BEGIN INPUT RECORDS
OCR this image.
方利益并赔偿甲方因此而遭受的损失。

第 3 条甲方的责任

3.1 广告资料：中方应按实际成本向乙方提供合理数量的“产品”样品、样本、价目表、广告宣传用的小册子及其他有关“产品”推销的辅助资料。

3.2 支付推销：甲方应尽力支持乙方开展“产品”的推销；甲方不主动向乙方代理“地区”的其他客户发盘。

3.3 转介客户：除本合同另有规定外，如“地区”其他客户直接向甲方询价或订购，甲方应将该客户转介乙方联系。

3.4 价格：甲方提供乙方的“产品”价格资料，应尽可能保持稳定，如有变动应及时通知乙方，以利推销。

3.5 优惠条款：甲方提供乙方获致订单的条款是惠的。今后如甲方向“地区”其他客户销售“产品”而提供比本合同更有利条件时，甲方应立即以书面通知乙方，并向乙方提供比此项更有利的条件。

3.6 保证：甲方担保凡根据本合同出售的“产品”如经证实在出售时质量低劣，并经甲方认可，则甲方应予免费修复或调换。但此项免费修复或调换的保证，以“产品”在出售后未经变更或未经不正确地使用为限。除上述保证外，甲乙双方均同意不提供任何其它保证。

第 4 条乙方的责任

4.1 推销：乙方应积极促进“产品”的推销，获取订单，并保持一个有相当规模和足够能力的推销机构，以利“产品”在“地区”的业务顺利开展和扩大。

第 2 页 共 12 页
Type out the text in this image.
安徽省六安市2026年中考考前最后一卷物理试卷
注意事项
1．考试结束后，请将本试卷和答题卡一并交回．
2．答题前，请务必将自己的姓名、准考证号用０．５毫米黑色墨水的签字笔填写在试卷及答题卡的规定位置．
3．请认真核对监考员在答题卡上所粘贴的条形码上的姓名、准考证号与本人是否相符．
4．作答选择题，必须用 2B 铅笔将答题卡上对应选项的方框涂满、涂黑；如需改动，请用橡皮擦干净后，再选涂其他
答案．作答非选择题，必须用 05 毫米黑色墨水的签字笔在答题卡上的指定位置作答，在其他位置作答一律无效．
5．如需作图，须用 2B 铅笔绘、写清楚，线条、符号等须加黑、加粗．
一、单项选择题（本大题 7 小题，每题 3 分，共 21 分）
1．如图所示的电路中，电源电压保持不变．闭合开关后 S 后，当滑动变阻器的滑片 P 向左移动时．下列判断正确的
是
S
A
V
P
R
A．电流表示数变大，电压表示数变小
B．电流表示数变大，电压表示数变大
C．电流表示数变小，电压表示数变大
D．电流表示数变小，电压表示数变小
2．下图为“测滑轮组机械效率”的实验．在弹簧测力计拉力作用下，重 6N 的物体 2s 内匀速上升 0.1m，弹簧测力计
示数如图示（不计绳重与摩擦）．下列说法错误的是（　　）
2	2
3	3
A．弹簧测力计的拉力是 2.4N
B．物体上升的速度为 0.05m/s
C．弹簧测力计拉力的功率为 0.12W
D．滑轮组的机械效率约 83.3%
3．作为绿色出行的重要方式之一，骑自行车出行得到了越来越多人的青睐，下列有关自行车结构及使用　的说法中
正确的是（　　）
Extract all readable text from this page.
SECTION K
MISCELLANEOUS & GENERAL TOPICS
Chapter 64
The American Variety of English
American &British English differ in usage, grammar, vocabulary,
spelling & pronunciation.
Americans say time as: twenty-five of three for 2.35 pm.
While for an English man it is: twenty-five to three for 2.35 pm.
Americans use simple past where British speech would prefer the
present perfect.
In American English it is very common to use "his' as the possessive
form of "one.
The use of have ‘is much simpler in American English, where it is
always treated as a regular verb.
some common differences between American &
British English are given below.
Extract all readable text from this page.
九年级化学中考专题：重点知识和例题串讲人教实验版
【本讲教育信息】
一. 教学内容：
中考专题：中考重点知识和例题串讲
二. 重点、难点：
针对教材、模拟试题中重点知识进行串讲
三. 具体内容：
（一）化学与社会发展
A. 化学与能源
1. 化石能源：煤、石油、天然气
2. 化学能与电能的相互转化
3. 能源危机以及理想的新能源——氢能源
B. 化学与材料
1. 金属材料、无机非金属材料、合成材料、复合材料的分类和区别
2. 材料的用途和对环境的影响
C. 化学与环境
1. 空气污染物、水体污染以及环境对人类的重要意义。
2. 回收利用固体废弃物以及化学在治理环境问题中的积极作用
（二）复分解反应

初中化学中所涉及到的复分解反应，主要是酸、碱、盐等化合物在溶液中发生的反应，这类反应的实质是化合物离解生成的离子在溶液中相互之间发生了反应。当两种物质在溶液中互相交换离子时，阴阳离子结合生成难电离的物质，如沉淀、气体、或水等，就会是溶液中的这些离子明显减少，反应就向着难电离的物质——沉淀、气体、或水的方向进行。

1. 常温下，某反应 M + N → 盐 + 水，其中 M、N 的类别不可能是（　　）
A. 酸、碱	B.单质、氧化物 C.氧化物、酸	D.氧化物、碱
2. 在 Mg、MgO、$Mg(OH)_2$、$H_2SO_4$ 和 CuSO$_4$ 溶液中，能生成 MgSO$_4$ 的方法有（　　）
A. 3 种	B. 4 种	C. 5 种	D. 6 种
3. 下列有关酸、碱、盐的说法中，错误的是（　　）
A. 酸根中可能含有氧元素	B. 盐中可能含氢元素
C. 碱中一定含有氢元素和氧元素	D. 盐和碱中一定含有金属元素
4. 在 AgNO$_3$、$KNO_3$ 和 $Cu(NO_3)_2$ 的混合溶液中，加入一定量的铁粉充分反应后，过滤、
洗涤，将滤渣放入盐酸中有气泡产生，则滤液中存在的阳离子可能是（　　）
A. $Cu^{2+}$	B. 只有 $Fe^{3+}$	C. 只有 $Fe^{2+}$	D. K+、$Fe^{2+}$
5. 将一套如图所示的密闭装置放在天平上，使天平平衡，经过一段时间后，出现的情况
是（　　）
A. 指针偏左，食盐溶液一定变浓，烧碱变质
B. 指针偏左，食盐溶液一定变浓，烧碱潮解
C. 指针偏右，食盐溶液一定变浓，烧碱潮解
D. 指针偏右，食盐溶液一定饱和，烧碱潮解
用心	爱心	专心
END INPUT RECORDS
BRIEF —
Exactly reproduce the material above.

TASK SOLUTION —
OCR this image.
方利益并赔偿甲方因此而遭受的损失。

第 3 条甲方的责任

3.1 广告资料：中方应按实际成本向乙方提供合理数量的“产品”样品、样本、价目表、广告宣传用的小册子及其他有关“产品”推销的辅助资料。

3.2 支付推销：甲方应尽力支持乙方开展“产品”的推销；甲方不主动向乙方代理“地区”的其他客户发盘。

3.3 转介客户：除本合同另有规定外，如“地区”其他客户直接向甲方询价或订购，甲方应将该客户转介乙方联系。

3.4 价格：甲方提供乙方的“产品”价格资料，应尽可能保持稳定，如有变动应及时通知乙方，以利推销。

3.5 优惠条款：甲方提供乙方获致订单的条款是惠的。今后如甲方向“地区”其他客户销售“产品”而提供比本合同更有利条件时，甲方应立即以书面通知乙方，并向乙方提供比此项更有利的条件。

3.6 保证：甲方担保凡根据本合同出售的“产品”如经证实在出售时质量低劣，并经甲方认可，则甲方应予免费修复或调换。但此项免费修复或调换的保证，以“产品”在出售后未经变更或未经不正确地使用为限。除上述保证外，甲乙双方均同意不提供任何其它保证。

第 4 条乙方的责任

4.1 推销：乙方应积极促进“产品”的推销，获取订单，并保持一个有相当规模和足够能力的推销机构，以利“产品”在“地区”的业务顺利开展和扩大。

第 2 页 共 12 页
Type out the text in this image.
安徽省六安市2026年中考考前最后一卷物理试卷
注意事项
1．考试结束后，请将本试卷和答题卡一并交回．
2．答题前，请务必将自己的姓名、准考证号用０．５毫米黑色墨水的签字笔填写在试卷及答题卡的规定位置．
3．请认真核对监考员在答题卡上所粘贴的条形码上的姓名、准考证号与本人是否相符．
4．作答选择题，必须用 2B 铅笔将答题卡上对应选项的方框涂满、涂黑；如需改动，请用橡皮擦干净后，再选涂其他
答案．作答非选择题，必须用 05 毫米黑色墨水的签字笔在答题卡上的指定位置作答，在其他位置作答一律无效．
5．如需作图，须用 2B 铅笔绘、写清楚，线条、符号等须加黑、加粗．
一、单项选择题（本大题 7 小题，每题 3 分，共 21 分）
1．如图所示的电路中，电源电压保持不变．闭合开关后 S 后，当滑动变阻器的滑片 P 向左移动时．下列判断正确的
是
S
A
V
P
R
A．电流表示数变大，电压表示数变小
B．电流表示数变大，电压表示数变大
C．电流表示数变小，电压表示数变大
D．电流表示数变小，电压表示数变小
2．下图为“测滑轮组机械效率”的实验．在弹簧测力计拉力作用下，重 6N 的物体 2s 内匀速上升 0.1m，弹簧测力计
示数如图示（不计绳重与摩擦）．下列说法错误的是（　　）
2	2
3	3
A．弹簧测力计的拉力是 2.4N
B．物体上升的速度为 0.05m/s
C．弹簧测力计拉力的功率为 0.12W
D．滑轮组的机械效率约 83.3%
3．作为绿色出行的重要方式之一，骑自行车出行得到了越来越多人的青睐，下列有关自行车结构及使用　的说法中
正确的是（　　）
Extract all readable text from this page.
SECTION K
MISCELLANEOUS & GENERAL TOPICS
Chapter 64
The American Variety of English
American &British English differ in usage, grammar, vocabulary,
spelling & pronunciation.
Americans say time as: twenty-five of three for 2.35 pm.
While for an English man it is: twenty-five to three for 2.35 pm.
Americans use simple past where British speech would prefer the
present perfect.
In American English it is very common to use "his' as the possessive
form of "one.
The use of have ‘is much simpler in American English, where it is
always treated as a regular verb.
some common differences between American &
British English are given below.
Extract all readable text from this page.
九年级化学中考专题：重点知识和例题串讲人教实验版
【本讲教育信息】
一. 教学内容：
中考专题：中考重点知识和例题串讲
二. 重点、难点：
针对教材、模拟试题中重点知识进行串讲
三. 具体内容：
（一）化学与社会发展
A. 化学与能源
1. 化石能源：煤、石油、天然气
2. 化学能与电能的相互转化
3. 能源危机以及理想的新能源——氢能源
B. 化学与材料
1. 金属材料、无机非金属材料、合成材料、复合材料的分类和区别
2. 材料的用途和对环境的影响
C. 化学与环境
1. 空气污染物、水体污染以及环境对人类的重要意义。
2. 回收利用固体废弃物以及化学在治理环境问题中的积极作用
（二）复分解反应

初中化学中所涉及到的复分解反应，主要是酸、碱、盐等化合物在溶液中发生的反应，这类反应的实质是化合物离解生成的离子在溶液中相互之间发生了反应。当两种物质在溶液中互相交换离子时，阴阳离子结合生成难电离的物质，如沉淀、气体、或水等，就会是溶液中的这些离子明显减少，反应就向着难电离的物质——沉淀、气体、或水的方向进行。

1. 常温下，某反应 M + N → 盐 + 水，其中 M、N 的类别不可能是（　　）
A. 酸、碱	B.单质、氧化物 C.氧化物、酸	D.氧化物、碱
2. 在 Mg、MgO、$Mg(OH)_2$、$H_2SO_4$ 和 CuSO$_4$ 溶液中，能生成 MgSO$_4$ 的方法有（　　）
A. 3 种	B. 4 种	C. 5 种	D. 6 种
3. 下列有关酸、碱、盐的说法中，错误的是（　　）
A. 酸根中可能含有氧元素	B. 盐中可能含氢元素
C. 碱中一定含有氢元素和氧元素	D. 盐和碱中一定含有金属元素
4. 在 AgNO$_3$、$KNO_3$ 和 $Cu(NO_3)_2$ 的混合溶液中，加入一定量的铁粉充分反应后，过滤、
洗涤，将滤渣放入盐酸中有气泡产生，则滤液中存在的阳离子可能是（　　）
A. $Cu^{2+}$	B. 只有 $Fe^{3+}$	C. 只有 $Fe^{2+}$	D. K+、$Fe^{2+}$
5. 将一套如图所示的密闭装置放在天平上，使天平平衡，经过一段时间后，出现的情况
是（　　）
A. 指针偏左，食盐溶液一定变浓，烧碱变质
B. 指针偏左，食盐溶液一定变浓，烧碱潮解
C. 指针偏右，食盐溶液一定变浓，烧碱潮解
D. 指针偏右，食盐溶液一定饱和，烧碱潮解
用心	爱心	专心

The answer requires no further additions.